- _TASK REQUIREMENTS_
Lines containing the word "работ" are to be located and copied.

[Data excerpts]
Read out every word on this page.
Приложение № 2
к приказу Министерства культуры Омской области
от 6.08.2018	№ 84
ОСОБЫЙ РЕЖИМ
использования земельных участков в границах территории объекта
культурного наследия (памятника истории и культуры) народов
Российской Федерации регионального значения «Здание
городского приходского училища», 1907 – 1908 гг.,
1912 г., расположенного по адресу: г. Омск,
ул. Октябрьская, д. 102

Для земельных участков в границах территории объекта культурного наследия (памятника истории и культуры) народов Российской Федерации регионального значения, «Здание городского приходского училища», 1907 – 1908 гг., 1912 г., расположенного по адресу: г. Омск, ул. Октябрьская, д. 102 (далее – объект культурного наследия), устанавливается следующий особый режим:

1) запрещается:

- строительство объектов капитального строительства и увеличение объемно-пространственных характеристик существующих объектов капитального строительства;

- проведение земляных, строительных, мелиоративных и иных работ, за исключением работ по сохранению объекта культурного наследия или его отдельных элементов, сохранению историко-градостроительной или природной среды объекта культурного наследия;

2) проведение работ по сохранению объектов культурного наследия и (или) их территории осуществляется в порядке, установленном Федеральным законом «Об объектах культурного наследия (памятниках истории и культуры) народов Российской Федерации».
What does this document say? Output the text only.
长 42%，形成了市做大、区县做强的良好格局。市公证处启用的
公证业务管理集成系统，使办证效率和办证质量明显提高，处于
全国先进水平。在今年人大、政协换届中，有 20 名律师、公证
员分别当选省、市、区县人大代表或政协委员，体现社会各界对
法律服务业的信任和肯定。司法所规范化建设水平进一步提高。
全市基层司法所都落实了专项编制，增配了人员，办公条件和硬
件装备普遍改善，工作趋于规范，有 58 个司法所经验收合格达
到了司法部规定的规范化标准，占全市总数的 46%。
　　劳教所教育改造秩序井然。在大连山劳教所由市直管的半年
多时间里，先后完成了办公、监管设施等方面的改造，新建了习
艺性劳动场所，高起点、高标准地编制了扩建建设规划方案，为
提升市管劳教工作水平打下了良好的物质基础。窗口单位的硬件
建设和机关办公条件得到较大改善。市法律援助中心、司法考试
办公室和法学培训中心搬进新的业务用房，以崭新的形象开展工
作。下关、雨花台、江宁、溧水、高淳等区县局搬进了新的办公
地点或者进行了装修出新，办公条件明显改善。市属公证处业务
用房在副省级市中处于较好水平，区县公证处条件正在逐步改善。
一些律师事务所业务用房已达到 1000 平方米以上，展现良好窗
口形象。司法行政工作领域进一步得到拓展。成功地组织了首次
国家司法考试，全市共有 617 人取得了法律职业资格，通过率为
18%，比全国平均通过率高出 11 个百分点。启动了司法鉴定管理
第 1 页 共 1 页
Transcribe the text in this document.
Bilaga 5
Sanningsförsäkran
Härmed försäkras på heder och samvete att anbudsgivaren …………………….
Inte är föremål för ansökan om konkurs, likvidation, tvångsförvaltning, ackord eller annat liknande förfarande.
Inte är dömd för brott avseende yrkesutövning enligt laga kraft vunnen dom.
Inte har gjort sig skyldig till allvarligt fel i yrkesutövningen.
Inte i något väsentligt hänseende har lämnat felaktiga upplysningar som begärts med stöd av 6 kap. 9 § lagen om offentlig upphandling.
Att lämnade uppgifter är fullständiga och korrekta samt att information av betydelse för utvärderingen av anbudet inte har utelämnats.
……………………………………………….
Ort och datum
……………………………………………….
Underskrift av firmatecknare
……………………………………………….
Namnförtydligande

- _TASK RESPONSE_
- проведение земляных, строительных, мелиоративных и иных работ, за исключением работ по сохранению объекта культурного наследия или его отдельных элементов, сохранению историко-градостроительной или природной среды объекта культурного наследия;
2) проведение работ по сохранению объектов культурного наследия и (или) их территории осуществляется в порядке, установленном Федеральным законом «Об объектах культурного наследия (памятниках истории и культуры) народов Российской Федерации».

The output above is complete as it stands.